Goal: Check every line below for the word "sauce" and copy the ones that have it.

━━━━━━

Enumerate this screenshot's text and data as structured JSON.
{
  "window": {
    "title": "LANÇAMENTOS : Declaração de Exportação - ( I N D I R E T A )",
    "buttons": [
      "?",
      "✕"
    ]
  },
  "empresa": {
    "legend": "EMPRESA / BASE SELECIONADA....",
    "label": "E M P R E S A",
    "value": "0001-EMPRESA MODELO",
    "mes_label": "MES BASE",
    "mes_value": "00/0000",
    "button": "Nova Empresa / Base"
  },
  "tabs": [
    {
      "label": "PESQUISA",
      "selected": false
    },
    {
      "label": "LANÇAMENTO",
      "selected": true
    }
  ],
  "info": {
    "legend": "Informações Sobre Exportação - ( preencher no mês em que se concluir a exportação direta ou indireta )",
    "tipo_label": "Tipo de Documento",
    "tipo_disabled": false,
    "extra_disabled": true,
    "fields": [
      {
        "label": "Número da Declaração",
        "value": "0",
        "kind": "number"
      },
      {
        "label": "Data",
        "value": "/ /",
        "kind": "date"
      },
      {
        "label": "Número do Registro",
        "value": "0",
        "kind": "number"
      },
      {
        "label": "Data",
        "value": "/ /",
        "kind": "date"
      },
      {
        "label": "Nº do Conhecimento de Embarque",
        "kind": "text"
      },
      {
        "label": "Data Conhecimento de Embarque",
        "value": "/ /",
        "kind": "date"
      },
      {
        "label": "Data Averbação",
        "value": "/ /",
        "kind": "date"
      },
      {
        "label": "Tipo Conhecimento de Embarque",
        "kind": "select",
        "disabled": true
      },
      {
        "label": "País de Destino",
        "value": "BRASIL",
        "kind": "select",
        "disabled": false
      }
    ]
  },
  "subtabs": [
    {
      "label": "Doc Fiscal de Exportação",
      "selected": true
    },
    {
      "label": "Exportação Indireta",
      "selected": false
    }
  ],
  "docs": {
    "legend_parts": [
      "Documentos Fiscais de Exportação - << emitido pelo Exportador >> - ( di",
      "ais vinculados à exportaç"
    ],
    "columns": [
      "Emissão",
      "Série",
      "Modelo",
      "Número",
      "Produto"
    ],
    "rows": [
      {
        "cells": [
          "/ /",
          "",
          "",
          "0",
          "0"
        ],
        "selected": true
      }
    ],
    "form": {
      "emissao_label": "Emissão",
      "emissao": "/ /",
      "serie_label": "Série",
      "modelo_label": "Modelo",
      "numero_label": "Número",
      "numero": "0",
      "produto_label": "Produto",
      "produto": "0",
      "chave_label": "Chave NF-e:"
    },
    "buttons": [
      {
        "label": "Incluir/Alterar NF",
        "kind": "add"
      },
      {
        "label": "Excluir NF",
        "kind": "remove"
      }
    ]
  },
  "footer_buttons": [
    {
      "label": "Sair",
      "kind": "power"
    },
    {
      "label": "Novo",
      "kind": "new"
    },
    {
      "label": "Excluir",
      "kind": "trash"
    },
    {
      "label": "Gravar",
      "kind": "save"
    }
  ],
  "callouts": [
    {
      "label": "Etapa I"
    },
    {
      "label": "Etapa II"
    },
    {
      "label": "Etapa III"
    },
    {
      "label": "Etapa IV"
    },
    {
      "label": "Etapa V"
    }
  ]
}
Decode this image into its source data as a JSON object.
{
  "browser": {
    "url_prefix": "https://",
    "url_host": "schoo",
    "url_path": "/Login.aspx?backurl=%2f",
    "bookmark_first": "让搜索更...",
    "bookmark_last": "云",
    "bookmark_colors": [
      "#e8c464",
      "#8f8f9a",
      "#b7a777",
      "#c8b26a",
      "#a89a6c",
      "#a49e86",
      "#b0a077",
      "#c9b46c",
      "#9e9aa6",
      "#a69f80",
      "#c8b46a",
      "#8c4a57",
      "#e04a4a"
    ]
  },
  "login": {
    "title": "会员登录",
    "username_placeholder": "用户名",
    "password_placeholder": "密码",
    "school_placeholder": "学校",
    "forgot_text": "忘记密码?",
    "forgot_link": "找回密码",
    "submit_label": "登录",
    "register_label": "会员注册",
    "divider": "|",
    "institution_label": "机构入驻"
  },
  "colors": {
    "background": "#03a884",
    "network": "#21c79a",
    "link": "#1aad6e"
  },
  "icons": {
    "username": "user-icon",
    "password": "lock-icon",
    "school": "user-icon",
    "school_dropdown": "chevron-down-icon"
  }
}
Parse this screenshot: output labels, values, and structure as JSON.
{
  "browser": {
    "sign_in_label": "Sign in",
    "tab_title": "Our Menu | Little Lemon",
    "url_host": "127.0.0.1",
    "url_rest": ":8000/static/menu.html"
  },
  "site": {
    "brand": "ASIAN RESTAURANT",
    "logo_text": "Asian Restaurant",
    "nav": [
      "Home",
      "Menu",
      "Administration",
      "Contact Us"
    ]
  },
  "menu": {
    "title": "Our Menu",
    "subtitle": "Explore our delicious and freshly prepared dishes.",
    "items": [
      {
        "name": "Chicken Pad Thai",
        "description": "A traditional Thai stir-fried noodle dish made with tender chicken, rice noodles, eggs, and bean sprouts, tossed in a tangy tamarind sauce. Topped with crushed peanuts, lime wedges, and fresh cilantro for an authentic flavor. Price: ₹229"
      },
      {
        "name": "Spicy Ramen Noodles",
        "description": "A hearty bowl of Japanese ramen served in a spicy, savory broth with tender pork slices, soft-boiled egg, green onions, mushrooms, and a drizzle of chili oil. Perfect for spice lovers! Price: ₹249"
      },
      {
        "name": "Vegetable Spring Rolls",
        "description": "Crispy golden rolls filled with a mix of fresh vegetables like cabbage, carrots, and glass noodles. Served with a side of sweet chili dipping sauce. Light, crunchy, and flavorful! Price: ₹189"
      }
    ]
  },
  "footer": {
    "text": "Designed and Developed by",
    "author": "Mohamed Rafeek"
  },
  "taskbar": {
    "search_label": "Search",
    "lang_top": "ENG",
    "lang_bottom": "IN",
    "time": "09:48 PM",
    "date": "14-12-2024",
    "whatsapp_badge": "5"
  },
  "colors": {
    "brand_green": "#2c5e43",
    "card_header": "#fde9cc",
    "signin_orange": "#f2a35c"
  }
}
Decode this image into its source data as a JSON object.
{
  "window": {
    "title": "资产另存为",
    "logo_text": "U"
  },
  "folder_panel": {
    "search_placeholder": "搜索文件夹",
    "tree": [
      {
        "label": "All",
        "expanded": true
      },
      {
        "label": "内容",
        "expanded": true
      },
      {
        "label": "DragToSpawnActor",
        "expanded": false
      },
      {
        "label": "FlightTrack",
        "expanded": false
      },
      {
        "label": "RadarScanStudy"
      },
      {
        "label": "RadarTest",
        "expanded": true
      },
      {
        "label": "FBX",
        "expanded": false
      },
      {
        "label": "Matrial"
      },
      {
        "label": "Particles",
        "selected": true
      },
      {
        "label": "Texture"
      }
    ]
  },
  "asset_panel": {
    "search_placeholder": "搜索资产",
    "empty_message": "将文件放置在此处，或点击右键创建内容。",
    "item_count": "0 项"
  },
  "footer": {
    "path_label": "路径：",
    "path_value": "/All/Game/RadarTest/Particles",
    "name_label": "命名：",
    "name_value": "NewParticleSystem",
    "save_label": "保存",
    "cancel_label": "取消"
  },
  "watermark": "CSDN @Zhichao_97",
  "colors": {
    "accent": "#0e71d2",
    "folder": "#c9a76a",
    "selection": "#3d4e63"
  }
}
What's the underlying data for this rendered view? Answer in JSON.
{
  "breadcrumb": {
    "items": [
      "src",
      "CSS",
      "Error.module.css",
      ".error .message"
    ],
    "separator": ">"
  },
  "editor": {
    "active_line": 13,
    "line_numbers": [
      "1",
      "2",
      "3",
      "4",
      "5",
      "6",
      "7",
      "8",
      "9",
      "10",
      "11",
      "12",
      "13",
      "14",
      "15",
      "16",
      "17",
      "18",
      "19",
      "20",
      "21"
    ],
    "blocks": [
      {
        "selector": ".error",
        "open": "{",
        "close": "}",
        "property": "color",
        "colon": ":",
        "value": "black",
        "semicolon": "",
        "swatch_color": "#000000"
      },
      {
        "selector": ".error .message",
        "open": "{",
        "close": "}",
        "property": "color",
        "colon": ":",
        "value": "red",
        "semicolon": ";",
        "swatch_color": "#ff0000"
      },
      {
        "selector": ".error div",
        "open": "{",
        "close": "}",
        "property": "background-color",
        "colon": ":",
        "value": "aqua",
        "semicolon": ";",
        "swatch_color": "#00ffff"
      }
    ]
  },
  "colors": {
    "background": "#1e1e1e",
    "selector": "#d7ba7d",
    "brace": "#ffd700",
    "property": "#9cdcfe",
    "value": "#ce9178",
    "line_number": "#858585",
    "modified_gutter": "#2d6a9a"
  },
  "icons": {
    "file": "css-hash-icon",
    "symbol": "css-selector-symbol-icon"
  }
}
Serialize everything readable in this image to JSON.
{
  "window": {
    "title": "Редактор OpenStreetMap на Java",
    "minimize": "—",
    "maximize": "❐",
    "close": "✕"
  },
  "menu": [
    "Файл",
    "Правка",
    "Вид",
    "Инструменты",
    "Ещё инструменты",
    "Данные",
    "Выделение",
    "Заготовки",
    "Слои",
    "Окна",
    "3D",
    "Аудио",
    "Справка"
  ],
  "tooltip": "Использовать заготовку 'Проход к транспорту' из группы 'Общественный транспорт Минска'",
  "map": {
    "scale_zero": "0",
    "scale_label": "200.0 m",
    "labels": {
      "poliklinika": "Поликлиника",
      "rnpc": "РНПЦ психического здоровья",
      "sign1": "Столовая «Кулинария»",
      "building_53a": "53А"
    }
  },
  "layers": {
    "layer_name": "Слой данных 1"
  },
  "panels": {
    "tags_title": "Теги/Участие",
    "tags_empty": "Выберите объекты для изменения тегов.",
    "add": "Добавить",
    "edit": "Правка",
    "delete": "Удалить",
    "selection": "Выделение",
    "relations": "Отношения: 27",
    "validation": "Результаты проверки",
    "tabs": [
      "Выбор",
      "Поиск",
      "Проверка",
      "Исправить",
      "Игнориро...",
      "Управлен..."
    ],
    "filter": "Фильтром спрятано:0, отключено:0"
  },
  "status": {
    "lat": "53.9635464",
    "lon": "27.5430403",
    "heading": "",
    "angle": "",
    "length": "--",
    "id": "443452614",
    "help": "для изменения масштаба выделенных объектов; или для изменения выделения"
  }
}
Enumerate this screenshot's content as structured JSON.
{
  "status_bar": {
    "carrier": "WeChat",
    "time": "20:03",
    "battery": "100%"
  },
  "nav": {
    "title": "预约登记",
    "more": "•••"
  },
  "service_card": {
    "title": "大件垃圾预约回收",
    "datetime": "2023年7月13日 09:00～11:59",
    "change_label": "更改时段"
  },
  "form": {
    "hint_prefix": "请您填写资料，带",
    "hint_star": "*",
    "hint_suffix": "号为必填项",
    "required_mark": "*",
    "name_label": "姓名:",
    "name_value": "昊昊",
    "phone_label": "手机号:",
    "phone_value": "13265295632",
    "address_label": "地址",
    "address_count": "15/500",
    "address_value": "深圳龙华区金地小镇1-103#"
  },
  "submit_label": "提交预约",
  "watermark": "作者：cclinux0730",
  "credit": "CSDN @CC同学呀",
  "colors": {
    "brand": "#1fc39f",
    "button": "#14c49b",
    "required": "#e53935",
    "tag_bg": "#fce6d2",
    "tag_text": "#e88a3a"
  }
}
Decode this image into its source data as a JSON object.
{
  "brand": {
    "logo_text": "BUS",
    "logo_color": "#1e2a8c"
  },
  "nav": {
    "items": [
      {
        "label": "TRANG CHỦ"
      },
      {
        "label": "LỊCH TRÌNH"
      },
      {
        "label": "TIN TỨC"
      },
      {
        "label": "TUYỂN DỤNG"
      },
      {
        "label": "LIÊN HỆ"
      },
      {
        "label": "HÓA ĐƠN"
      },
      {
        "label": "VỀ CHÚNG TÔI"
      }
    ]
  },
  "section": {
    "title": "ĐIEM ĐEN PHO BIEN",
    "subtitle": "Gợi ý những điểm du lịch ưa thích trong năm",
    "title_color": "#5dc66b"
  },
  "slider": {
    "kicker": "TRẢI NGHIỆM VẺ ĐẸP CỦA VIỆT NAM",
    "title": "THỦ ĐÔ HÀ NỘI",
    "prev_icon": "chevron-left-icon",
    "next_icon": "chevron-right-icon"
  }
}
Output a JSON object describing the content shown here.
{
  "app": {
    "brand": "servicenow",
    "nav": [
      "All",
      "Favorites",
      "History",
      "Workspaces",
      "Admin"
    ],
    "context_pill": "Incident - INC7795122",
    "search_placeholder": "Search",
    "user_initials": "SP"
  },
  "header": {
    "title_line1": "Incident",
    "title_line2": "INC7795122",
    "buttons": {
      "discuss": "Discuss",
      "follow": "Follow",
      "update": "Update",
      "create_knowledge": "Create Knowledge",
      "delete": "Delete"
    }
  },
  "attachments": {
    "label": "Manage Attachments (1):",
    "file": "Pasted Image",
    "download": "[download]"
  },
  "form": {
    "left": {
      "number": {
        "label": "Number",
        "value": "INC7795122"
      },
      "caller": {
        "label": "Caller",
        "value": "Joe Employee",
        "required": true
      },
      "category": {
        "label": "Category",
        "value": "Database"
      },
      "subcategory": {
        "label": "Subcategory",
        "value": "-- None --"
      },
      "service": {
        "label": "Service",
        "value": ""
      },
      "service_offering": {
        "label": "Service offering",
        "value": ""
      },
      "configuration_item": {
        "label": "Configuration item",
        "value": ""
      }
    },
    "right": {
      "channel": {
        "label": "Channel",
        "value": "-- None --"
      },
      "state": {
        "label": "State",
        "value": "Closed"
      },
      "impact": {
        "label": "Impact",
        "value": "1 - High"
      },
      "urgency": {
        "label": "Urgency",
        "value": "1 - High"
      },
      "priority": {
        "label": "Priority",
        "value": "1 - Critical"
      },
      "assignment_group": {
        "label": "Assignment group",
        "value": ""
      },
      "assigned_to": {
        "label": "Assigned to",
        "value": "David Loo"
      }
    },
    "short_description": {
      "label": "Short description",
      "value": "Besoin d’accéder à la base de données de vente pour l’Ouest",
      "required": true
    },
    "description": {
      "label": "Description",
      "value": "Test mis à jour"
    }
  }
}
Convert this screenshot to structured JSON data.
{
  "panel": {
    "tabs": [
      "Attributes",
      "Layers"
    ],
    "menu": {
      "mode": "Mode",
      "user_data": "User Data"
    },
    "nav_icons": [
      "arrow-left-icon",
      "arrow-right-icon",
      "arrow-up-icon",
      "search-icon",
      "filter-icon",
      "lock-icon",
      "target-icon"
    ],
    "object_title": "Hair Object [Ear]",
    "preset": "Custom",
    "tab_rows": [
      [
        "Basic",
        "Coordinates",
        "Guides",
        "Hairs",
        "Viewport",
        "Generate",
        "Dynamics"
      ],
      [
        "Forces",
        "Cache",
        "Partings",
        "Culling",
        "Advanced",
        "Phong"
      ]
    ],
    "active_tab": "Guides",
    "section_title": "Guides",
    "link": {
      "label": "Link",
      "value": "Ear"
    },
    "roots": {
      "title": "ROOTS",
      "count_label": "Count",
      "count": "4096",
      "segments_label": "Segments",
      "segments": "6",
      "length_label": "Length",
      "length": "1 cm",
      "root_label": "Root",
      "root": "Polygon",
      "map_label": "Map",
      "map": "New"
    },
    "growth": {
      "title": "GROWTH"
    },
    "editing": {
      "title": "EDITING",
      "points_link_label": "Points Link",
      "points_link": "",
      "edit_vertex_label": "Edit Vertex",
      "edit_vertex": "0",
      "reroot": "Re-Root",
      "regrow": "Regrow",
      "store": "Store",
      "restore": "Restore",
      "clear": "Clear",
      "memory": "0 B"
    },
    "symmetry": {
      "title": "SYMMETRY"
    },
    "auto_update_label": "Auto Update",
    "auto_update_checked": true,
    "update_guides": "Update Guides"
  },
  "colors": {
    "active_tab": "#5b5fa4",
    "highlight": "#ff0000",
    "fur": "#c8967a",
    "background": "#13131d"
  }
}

━━━━━━

Exercise answer:
        "description": "A traditional Thai stir-fried noodle dish made with tender chicken, rice noodles, eggs, and bean sprouts, tossed in a tangy tamarind sauce. Topped with crushed peanuts, lime wedges, and fresh cilantro for an authentic flavor. Price: ₹229"
        "description": "Crispy golden rolls filled with a mix of fresh vegetables like cabbage, carrots, and glass noodles. Served with a side of sweet chili dipping sauce. Light, crunchy, and flavorful! Price: ₹189"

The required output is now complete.